STATED EXERCISE: Write every line of the material out exactly as shown.

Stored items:
▶

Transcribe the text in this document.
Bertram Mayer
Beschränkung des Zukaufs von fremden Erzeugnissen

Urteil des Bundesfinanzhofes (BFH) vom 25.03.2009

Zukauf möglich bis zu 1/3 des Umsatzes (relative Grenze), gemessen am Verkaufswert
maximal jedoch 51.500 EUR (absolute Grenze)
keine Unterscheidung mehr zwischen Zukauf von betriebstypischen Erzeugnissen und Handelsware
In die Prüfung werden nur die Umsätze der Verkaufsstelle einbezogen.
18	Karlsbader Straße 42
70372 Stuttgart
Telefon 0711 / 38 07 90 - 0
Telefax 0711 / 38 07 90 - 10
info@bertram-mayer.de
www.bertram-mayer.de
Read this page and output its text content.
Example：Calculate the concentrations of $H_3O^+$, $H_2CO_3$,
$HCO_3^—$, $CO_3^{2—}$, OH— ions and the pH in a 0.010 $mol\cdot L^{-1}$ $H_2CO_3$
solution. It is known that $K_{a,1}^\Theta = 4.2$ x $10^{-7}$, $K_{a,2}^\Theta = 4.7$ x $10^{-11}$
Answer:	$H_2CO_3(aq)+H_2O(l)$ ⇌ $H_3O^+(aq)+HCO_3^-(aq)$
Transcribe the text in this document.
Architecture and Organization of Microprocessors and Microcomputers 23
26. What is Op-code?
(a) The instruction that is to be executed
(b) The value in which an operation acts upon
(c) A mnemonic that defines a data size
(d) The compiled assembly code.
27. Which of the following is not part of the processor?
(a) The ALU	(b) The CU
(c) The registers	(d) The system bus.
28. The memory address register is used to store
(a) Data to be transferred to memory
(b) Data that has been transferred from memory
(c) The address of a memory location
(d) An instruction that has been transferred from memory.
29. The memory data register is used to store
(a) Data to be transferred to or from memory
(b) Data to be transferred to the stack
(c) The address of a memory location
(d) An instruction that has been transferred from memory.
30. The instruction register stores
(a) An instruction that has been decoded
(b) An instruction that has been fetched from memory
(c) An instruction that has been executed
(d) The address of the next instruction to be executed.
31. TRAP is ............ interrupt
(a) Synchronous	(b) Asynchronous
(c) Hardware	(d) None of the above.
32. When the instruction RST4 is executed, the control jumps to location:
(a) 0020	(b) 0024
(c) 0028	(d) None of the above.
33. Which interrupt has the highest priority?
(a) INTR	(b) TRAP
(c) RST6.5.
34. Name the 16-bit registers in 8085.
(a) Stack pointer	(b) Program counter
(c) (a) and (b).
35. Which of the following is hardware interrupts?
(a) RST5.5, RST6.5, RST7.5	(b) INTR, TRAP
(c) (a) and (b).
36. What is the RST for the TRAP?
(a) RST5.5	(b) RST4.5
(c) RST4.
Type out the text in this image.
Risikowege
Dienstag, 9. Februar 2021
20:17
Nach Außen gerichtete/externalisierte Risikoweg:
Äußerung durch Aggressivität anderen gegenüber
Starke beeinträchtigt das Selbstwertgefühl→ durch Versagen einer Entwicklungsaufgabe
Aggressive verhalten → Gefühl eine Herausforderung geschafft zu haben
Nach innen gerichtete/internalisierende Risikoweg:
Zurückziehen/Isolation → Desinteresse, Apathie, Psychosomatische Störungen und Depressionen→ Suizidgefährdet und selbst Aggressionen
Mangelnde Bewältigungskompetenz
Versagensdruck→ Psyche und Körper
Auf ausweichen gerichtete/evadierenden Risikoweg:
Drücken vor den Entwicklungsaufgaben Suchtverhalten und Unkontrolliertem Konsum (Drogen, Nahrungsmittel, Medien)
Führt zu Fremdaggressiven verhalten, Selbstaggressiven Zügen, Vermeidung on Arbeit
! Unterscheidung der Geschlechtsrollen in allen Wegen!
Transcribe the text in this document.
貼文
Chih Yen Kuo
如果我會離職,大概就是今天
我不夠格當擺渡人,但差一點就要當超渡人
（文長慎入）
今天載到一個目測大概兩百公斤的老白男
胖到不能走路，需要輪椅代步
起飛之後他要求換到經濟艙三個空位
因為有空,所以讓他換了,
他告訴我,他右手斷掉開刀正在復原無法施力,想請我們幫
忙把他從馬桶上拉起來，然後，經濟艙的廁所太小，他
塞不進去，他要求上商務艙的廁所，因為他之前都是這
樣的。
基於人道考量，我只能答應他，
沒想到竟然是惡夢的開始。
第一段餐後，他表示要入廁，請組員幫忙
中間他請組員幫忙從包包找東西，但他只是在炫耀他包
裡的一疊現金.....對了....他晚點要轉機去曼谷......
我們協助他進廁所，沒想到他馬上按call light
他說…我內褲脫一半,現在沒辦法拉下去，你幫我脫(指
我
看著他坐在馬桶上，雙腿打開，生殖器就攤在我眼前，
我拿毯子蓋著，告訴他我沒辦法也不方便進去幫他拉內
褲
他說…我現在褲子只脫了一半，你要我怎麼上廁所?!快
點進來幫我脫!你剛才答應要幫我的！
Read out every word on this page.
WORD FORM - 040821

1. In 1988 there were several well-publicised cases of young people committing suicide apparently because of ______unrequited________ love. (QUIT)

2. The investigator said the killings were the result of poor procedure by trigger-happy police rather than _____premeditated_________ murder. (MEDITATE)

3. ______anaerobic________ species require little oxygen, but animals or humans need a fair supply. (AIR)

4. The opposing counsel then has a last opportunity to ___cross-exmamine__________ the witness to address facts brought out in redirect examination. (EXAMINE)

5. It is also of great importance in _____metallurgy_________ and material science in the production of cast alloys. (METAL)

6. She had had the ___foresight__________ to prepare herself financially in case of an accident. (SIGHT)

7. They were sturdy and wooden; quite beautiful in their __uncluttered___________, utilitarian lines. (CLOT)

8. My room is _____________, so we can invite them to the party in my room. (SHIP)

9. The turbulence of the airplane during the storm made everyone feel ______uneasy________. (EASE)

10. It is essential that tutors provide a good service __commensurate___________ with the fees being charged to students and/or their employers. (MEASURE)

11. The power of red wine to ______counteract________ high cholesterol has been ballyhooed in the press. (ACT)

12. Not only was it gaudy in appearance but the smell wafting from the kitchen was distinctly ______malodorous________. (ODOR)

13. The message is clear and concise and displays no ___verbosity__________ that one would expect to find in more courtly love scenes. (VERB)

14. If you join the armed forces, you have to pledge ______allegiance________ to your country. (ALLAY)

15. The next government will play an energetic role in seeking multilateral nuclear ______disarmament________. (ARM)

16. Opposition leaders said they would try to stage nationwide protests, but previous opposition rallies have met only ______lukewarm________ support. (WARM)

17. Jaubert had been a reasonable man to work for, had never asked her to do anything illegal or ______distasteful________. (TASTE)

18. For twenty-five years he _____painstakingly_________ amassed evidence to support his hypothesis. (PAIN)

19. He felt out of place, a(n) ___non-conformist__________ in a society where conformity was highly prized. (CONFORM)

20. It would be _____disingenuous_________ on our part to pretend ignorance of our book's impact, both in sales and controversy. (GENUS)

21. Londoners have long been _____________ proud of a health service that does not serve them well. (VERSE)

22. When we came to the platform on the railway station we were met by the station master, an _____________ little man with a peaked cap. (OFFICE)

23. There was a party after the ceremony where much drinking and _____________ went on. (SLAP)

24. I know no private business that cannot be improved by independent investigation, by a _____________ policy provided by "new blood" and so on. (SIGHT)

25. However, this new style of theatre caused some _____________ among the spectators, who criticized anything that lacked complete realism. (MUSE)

◀

WRITTEN SOLUTION:
Transcribe the text in this document.
Bertram Mayer
Beschränkung des Zukaufs von fremden Erzeugnissen

Urteil des Bundesfinanzhofes (BFH) vom 25.03.2009

Zukauf möglich bis zu 1/3 des Umsatzes (relative Grenze), gemessen am Verkaufswert
maximal jedoch 51.500 EUR (absolute Grenze)
keine Unterscheidung mehr zwischen Zukauf von betriebstypischen Erzeugnissen und Handelsware
In die Prüfung werden nur die Umsätze der Verkaufsstelle einbezogen.
18	Karlsbader Straße 42
70372 Stuttgart
Telefon 0711 / 38 07 90 - 0
Telefax 0711 / 38 07 90 - 10
info@bertram-mayer.de
www.bertram-mayer.de
Read this page and output its text content.
Example：Calculate the concentrations of $H_3O^+$, $H_2CO_3$,
$HCO_3^—$, $CO_3^{2—}$, OH— ions and the pH in a 0.010 $mol\cdot L^{-1}$ $H_2CO_3$
solution. It is known that $K_{a,1}^\Theta = 4.2$ x $10^{-7}$, $K_{a,2}^\Theta = 4.7$ x $10^{-11}$
Answer:	$H_2CO_3(aq)+H_2O(l)$ ⇌ $H_3O^+(aq)+HCO_3^-(aq)$
Transcribe the text in this document.
Architecture and Organization of Microprocessors and Microcomputers 23
26. What is Op-code?
(a) The instruction that is to be executed
(b) The value in which an operation acts upon
(c) A mnemonic that defines a data size
(d) The compiled assembly code.
27. Which of the following is not part of the processor?
(a) The ALU	(b) The CU
(c) The registers	(d) The system bus.
28. The memory address register is used to store
(a) Data to be transferred to memory
(b) Data that has been transferred from memory
(c) The address of a memory location
(d) An instruction that has been transferred from memory.
29. The memory data register is used to store
(a) Data to be transferred to or from memory
(b) Data to be transferred to the stack
(c) The address of a memory location
(d) An instruction that has been transferred from memory.
30. The instruction register stores
(a) An instruction that has been decoded
(b) An instruction that has been fetched from memory
(c) An instruction that has been executed
(d) The address of the next instruction to be executed.
31. TRAP is ............ interrupt
(a) Synchronous	(b) Asynchronous
(c) Hardware	(d) None of the above.
32. When the instruction RST4 is executed, the control jumps to location:
(a) 0020	(b) 0024
(c) 0028	(d) None of the above.
33. Which interrupt has the highest priority?
(a) INTR	(b) TRAP
(c) RST6.5.
34. Name the 16-bit registers in 8085.
(a) Stack pointer	(b) Program counter
(c) (a) and (b).
35. Which of the following is hardware interrupts?
(a) RST5.5, RST6.5, RST7.5	(b) INTR, TRAP
(c) (a) and (b).
36. What is the RST for the TRAP?
(a) RST5.5	(b) RST4.5
(c) RST4.
Type out the text in this image.
Risikowege
Dienstag, 9. Februar 2021
20:17
Nach Außen gerichtete/externalisierte Risikoweg:
Äußerung durch Aggressivität anderen gegenüber
Starke beeinträchtigt das Selbstwertgefühl→ durch Versagen einer Entwicklungsaufgabe
Aggressive verhalten → Gefühl eine Herausforderung geschafft zu haben
Nach innen gerichtete/internalisierende Risikoweg:
Zurückziehen/Isolation → Desinteresse, Apathie, Psychosomatische Störungen und Depressionen→ Suizidgefährdet und selbst Aggressionen
Mangelnde Bewältigungskompetenz
Versagensdruck→ Psyche und Körper
Auf ausweichen gerichtete/evadierenden Risikoweg:
Drücken vor den Entwicklungsaufgaben Suchtverhalten und Unkontrolliertem Konsum (Drogen, Nahrungsmittel, Medien)
Führt zu Fremdaggressiven verhalten, Selbstaggressiven Zügen, Vermeidung on Arbeit
! Unterscheidung der Geschlechtsrollen in allen Wegen!
Transcribe the text in this document.
貼文
Chih Yen Kuo
如果我會離職,大概就是今天
我不夠格當擺渡人,但差一點就要當超渡人
（文長慎入）
今天載到一個目測大概兩百公斤的老白男
胖到不能走路，需要輪椅代步
起飛之後他要求換到經濟艙三個空位
因為有空,所以讓他換了,
他告訴我,他右手斷掉開刀正在復原無法施力,想請我們幫
忙把他從馬桶上拉起來，然後，經濟艙的廁所太小，他
塞不進去，他要求上商務艙的廁所，因為他之前都是這
樣的。
基於人道考量，我只能答應他，
沒想到竟然是惡夢的開始。
第一段餐後，他表示要入廁，請組員幫忙
中間他請組員幫忙從包包找東西，但他只是在炫耀他包
裡的一疊現金.....對了....他晚點要轉機去曼谷......
我們協助他進廁所，沒想到他馬上按call light
他說…我內褲脫一半,現在沒辦法拉下去，你幫我脫(指
我
看著他坐在馬桶上，雙腿打開，生殖器就攤在我眼前，
我拿毯子蓋著，告訴他我沒辦法也不方便進去幫他拉內
褲
他說…我現在褲子只脫了一半，你要我怎麼上廁所?!快
點進來幫我脫!你剛才答應要幫我的！
Read out every word on this page.
WORD FORM - 040821

1. In 1988 there were several well-publicised cases of young people committing suicide apparently because of ______unrequited________ love. (QUIT)

2. The investigator said the killings were the result of poor procedure by trigger-happy police rather than _____premeditated_________ murder. (MEDITATE)

3. ______anaerobic________ species require little oxygen, but animals or humans need a fair supply. (AIR)

4. The opposing counsel then has a last opportunity to ___cross-exmamine__________ the witness to address facts brought out in redirect examination. (EXAMINE)

5. It is also of great importance in _____metallurgy_________ and material science in the production of cast alloys. (METAL)

6. She had had the ___foresight__________ to prepare herself financially in case of an accident. (SIGHT)

7. They were sturdy and wooden; quite beautiful in their __uncluttered___________, utilitarian lines. (CLOT)

8. My room is _____________, so we can invite them to the party in my room. (SHIP)

9. The turbulence of the airplane during the storm made everyone feel ______uneasy________. (EASE)

10. It is essential that tutors provide a good service __commensurate___________ with the fees being charged to students and/or their employers. (MEASURE)

11. The power of red wine to ______counteract________ high cholesterol has been ballyhooed in the press. (ACT)

12. Not only was it gaudy in appearance but the smell wafting from the kitchen was distinctly ______malodorous________. (ODOR)

13. The message is clear and concise and displays no ___verbosity__________ that one would expect to find in more courtly love scenes. (VERB)

14. If you join the armed forces, you have to pledge ______allegiance________ to your country. (ALLAY)

15. The next government will play an energetic role in seeking multilateral nuclear ______disarmament________. (ARM)

16. Opposition leaders said they would try to stage nationwide protests, but previous opposition rallies have met only ______lukewarm________ support. (WARM)

17. Jaubert had been a reasonable man to work for, had never asked her to do anything illegal or ______distasteful________. (TASTE)

18. For twenty-five years he _____painstakingly_________ amassed evidence to support his hypothesis. (PAIN)

19. He felt out of place, a(n) ___non-conformist__________ in a society where conformity was highly prized. (CONFORM)

20. It would be _____disingenuous_________ on our part to pretend ignorance of our book's impact, both in sales and controversy. (GENUS)

21. Londoners have long been _____________ proud of a health service that does not serve them well. (VERSE)

22. When we came to the platform on the railway station we were met by the station master, an _____________ little man with a peaked cap. (OFFICE)

23. There was a party after the ceremony where much drinking and _____________ went on. (SLAP)

24. I know no private business that cannot be improved by independent investigation, by a _____________ policy provided by "new blood" and so on. (SIGHT)

25. However, this new style of theatre caused some _____________ among the spectators, who criticized anything that lacked complete realism. (MUSE)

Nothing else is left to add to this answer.